## Record set
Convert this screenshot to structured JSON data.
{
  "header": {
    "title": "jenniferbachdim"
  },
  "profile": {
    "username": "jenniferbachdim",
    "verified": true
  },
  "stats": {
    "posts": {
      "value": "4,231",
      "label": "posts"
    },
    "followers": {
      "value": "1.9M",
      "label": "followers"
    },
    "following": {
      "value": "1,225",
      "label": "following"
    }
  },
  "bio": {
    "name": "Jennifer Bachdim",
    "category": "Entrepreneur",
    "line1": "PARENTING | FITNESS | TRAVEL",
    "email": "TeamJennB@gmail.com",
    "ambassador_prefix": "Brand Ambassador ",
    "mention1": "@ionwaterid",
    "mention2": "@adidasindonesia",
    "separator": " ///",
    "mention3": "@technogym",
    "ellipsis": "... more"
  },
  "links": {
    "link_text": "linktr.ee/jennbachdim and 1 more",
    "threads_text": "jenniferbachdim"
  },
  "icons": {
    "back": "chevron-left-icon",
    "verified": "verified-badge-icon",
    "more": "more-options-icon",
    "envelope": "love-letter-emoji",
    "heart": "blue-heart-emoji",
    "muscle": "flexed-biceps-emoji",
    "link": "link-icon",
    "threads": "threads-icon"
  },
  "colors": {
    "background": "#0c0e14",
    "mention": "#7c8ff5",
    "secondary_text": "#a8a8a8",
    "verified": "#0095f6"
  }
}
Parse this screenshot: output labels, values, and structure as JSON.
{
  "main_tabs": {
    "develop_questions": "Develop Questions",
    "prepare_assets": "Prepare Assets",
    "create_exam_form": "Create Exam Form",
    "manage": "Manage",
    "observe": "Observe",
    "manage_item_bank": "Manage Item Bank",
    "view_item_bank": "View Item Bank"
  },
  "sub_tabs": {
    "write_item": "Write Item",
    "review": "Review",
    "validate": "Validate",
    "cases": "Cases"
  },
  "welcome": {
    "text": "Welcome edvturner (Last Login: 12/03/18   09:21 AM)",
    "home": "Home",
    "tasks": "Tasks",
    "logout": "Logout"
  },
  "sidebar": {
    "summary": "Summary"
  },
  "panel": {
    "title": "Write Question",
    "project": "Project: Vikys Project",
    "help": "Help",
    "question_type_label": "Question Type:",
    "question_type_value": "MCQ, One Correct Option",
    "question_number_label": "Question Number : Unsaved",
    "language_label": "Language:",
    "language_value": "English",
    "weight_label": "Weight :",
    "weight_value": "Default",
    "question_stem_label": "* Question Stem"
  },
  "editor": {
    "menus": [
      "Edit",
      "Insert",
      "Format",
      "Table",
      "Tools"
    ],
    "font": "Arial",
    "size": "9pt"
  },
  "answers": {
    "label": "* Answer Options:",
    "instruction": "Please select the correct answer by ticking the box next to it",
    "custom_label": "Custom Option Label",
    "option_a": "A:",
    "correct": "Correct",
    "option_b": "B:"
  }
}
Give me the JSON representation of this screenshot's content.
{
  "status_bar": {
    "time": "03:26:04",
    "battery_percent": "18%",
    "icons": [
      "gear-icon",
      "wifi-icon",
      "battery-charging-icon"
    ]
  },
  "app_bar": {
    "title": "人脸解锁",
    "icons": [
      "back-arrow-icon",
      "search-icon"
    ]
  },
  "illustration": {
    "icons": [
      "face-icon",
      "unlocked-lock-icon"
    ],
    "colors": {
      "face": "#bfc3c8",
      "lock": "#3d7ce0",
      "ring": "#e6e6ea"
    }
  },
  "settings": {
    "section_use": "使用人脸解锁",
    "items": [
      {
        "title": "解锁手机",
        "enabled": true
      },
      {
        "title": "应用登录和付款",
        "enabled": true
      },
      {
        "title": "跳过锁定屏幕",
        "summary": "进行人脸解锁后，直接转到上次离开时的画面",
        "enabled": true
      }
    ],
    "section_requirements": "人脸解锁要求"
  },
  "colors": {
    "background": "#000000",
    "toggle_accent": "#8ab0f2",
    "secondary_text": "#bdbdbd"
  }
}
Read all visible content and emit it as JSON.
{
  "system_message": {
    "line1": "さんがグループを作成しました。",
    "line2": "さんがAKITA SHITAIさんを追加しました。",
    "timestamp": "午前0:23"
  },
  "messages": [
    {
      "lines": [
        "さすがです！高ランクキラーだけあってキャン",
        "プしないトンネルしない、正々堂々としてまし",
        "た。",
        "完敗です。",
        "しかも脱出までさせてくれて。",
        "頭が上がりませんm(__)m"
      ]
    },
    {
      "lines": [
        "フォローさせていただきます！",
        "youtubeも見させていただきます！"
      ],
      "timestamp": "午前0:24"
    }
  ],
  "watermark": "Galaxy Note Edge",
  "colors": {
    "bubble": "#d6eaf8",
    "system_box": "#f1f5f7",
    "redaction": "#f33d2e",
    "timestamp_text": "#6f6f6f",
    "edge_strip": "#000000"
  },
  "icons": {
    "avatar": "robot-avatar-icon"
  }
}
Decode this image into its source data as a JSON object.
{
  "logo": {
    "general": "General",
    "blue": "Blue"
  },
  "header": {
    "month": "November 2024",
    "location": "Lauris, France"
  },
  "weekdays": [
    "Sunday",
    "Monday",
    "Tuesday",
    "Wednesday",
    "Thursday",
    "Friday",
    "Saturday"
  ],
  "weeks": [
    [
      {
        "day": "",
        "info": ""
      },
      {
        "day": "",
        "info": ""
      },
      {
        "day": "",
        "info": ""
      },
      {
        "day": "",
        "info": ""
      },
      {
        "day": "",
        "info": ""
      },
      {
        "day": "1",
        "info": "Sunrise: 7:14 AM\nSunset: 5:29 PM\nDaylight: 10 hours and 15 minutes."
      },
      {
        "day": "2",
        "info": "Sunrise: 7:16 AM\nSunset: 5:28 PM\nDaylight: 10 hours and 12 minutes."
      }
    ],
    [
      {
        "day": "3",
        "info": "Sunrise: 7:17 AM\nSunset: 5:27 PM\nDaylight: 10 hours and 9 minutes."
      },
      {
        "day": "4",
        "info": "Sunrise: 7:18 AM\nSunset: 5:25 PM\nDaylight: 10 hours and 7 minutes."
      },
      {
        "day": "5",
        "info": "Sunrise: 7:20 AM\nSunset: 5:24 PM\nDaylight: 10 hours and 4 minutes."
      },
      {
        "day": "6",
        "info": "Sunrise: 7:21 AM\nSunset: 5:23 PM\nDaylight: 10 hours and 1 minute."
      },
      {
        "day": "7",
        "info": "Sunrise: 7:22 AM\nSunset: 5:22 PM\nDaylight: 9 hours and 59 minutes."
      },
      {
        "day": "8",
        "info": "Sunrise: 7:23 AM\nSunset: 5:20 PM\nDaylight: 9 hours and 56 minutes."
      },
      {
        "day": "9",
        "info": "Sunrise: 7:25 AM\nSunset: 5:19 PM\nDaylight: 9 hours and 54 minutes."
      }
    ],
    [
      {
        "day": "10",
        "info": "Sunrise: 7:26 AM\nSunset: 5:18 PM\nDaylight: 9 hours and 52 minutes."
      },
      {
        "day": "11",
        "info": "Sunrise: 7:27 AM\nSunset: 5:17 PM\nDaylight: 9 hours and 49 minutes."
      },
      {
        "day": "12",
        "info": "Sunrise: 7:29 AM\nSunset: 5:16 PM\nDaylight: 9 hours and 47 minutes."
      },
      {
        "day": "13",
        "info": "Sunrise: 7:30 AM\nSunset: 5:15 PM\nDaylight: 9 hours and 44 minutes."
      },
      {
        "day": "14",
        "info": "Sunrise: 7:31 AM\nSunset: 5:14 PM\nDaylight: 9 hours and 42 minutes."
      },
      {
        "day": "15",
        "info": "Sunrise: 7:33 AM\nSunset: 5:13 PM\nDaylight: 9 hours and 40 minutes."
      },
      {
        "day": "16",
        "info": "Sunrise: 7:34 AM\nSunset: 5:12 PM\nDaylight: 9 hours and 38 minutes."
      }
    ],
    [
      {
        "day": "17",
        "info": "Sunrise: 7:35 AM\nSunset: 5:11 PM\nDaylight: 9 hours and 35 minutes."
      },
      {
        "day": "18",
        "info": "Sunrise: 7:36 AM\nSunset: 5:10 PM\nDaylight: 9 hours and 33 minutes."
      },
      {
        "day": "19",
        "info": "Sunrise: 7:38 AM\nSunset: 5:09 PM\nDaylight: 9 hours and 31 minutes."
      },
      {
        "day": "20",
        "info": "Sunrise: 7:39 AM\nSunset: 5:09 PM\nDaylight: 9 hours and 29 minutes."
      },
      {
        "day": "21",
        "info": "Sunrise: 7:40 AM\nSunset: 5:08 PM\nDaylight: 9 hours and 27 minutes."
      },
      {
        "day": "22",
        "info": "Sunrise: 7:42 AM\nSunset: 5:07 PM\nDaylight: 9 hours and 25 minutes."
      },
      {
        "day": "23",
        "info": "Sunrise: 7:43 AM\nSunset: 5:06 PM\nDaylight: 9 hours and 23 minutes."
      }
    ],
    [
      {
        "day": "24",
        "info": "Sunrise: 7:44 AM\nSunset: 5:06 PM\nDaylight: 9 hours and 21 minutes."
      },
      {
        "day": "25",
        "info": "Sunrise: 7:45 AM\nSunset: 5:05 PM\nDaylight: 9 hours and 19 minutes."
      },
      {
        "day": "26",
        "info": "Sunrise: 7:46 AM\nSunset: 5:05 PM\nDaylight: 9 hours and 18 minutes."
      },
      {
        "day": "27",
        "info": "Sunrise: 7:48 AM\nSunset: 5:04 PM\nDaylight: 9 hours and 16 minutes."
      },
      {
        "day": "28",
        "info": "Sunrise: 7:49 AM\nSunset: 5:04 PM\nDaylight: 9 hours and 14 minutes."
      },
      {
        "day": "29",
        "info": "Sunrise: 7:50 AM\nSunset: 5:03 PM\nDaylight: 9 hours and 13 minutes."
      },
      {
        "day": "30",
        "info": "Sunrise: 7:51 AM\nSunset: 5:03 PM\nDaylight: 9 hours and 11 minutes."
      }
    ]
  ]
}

## Problem details
Copy all lines of the material above where the string "data" occurs.

## Exercise response
Convert this screenshot to structured JSON data.
Decode this image into its source data as a JSON object.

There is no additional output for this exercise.